What is required: The records should be repeated word for word, pictures excluded.

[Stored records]
"""
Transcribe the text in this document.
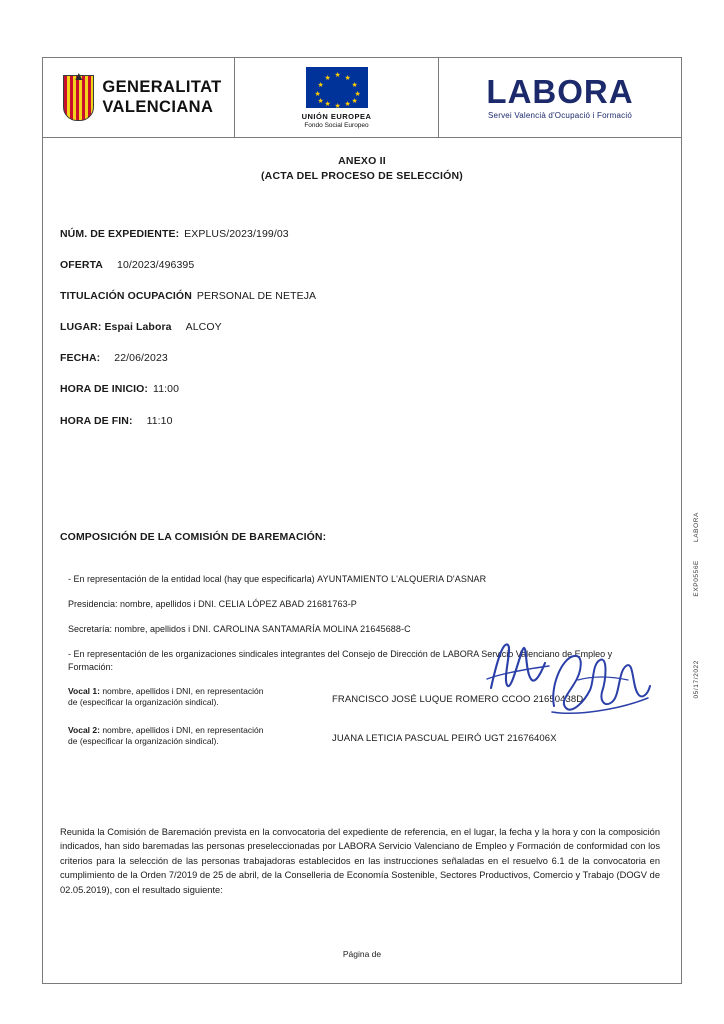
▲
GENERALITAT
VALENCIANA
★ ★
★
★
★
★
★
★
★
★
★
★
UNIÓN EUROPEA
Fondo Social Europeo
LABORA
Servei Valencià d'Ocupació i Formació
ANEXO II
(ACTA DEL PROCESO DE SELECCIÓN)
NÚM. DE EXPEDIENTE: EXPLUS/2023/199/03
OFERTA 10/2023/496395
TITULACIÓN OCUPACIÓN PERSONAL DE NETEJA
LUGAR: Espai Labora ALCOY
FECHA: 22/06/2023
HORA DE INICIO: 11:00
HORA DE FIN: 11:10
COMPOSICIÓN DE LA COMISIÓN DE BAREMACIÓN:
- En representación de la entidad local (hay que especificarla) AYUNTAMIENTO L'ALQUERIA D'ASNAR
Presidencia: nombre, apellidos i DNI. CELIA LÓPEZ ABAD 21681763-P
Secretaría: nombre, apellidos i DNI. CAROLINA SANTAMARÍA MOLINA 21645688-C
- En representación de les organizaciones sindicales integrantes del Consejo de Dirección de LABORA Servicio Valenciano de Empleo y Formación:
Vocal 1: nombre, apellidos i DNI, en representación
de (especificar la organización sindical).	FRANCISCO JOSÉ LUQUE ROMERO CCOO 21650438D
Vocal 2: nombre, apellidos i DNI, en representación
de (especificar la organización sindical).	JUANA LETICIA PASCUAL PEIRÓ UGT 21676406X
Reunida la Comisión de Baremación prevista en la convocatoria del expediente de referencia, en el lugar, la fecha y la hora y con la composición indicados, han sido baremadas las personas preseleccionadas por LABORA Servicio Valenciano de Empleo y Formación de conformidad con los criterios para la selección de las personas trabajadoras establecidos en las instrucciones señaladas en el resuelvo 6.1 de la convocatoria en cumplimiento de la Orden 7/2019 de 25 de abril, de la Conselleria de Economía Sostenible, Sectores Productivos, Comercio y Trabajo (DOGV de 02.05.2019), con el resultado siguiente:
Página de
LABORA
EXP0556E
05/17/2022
"""
Reply:
Transcribe the text in this document.
▲
GENERALITAT
VALENCIANA
★ ★
★
★
★
★
★
★
★
★
★
★
UNIÓN EUROPEA
Fondo Social Europeo
LABORA
Servei Valencià d'Ocupació i Formació
ANEXO II
(ACTA DEL PROCESO DE SELECCIÓN)
NÚM. DE EXPEDIENTE: EXPLUS/2023/199/03
OFERTA 10/2023/496395
TITULACIÓN OCUPACIÓN PERSONAL DE NETEJA
LUGAR: Espai Labora ALCOY
FECHA: 22/06/2023
HORA DE INICIO: 11:00
HORA DE FIN: 11:10
COMPOSICIÓN DE LA COMISIÓN DE BAREMACIÓN:
- En representación de la entidad local (hay que especificarla) AYUNTAMIENTO L'ALQUERIA D'ASNAR
Presidencia: nombre, apellidos i DNI. CELIA LÓPEZ ABAD 21681763-P
Secretaría: nombre, apellidos i DNI. CAROLINA SANTAMARÍA MOLINA 21645688-C
- En representación de les organizaciones sindicales integrantes del Consejo de Dirección de LABORA Servicio Valenciano de Empleo y Formación:
Vocal 1: nombre, apellidos i DNI, en representación
de (especificar la organización sindical).	FRANCISCO JOSÉ LUQUE ROMERO CCOO 21650438D
Vocal 2: nombre, apellidos i DNI, en representación
de (especificar la organización sindical).	JUANA LETICIA PASCUAL PEIRÓ UGT 21676406X
Reunida la Comisión de Baremación prevista en la convocatoria del expediente de referencia, en el lugar, la fecha y la hora y con la composición indicados, han sido baremadas las personas preseleccionadas por LABORA Servicio Valenciano de Empleo y Formación de conformidad con los criterios para la selección de las personas trabajadoras establecidos en las instrucciones señaladas en el resuelvo 6.1 de la convocatoria en cumplimiento de la Orden 7/2019 de 25 de abril, de la Conselleria de Economía Sostenible, Sectores Productivos, Comercio y Trabajo (DOGV de 02.05.2019), con el resultado siguiente:
Página de
LABORA
EXP0556E
05/17/2022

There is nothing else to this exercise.